### Aim of the task
Find the lines that contain the word "ductilidade" and copy each one.

### Extracted records
▼▼▼

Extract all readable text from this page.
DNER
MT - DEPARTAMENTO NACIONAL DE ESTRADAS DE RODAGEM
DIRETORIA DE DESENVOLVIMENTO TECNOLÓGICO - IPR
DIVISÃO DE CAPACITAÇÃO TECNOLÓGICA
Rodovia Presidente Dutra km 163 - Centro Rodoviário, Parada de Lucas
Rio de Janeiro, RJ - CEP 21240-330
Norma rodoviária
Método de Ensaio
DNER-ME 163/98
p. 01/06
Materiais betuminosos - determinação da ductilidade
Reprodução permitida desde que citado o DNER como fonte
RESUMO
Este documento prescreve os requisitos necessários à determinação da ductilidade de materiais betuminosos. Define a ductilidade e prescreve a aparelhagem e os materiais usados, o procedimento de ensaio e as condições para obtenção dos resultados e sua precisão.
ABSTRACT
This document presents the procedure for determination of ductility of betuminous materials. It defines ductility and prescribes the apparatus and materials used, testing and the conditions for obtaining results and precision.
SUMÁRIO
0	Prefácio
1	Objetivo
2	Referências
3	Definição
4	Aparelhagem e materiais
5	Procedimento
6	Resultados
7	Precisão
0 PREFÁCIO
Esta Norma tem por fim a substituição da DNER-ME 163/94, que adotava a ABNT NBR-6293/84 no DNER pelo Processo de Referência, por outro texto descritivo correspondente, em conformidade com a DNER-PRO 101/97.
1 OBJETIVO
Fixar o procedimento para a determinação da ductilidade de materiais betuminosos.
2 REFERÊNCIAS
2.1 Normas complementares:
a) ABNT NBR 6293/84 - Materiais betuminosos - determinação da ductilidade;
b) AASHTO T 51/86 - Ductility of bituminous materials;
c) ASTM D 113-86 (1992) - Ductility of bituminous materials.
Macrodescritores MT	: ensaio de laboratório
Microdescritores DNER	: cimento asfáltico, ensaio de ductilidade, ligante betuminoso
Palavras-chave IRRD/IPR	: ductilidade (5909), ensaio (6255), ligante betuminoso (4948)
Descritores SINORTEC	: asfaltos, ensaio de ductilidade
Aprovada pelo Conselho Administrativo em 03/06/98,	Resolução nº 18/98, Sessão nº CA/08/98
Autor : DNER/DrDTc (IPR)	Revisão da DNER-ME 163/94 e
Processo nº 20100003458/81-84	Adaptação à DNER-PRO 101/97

▲▲▲
▼▼▼

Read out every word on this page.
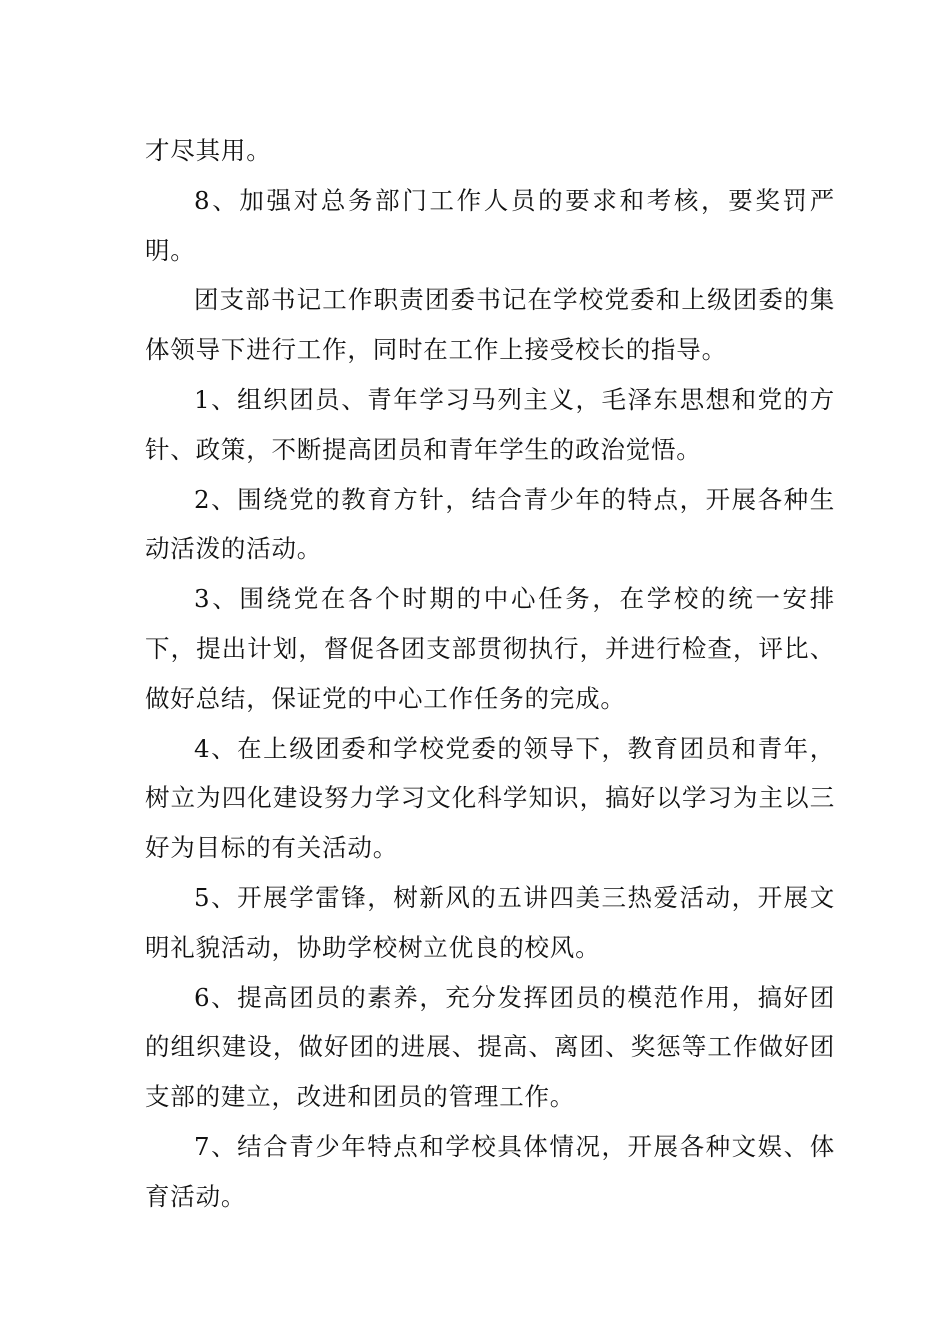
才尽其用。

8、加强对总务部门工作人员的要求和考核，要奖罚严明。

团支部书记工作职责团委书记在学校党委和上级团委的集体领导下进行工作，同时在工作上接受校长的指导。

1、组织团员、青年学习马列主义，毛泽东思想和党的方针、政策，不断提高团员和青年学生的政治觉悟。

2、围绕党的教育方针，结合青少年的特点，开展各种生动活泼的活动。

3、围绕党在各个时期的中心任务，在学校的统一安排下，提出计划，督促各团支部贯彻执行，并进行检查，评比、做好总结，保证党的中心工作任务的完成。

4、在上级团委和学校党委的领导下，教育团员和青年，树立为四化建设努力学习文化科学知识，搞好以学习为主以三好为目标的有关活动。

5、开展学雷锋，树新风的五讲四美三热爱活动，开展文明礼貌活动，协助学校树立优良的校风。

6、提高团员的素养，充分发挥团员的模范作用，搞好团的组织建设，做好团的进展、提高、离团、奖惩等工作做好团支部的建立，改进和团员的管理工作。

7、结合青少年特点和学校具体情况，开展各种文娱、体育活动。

▲▲▲

### Solution to the exercise
Materiais betuminosos - determinação da ductilidade
Este documento prescreve os requisitos necessários à determinação da ductilidade de materiais betuminosos. Define a ductilidade e prescreve a aparelhagem e os materiais usados, o procedimento de ensaio e as condições para obtenção dos resultados e sua precisão.
Fixar o procedimento para a determinação da ductilidade de materiais betuminosos.
a) ABNT NBR 6293/84 - Materiais betuminosos - determinação da ductilidade;
Microdescritores DNER	: cimento asfáltico, ensaio de ductilidade, ligante betuminoso
Palavras-chave IRRD/IPR	: ductilidade (5909), ensaio (6255), ligante betuminoso (4948)
Descritores SINORTEC	: asfaltos, ensaio de ductilidade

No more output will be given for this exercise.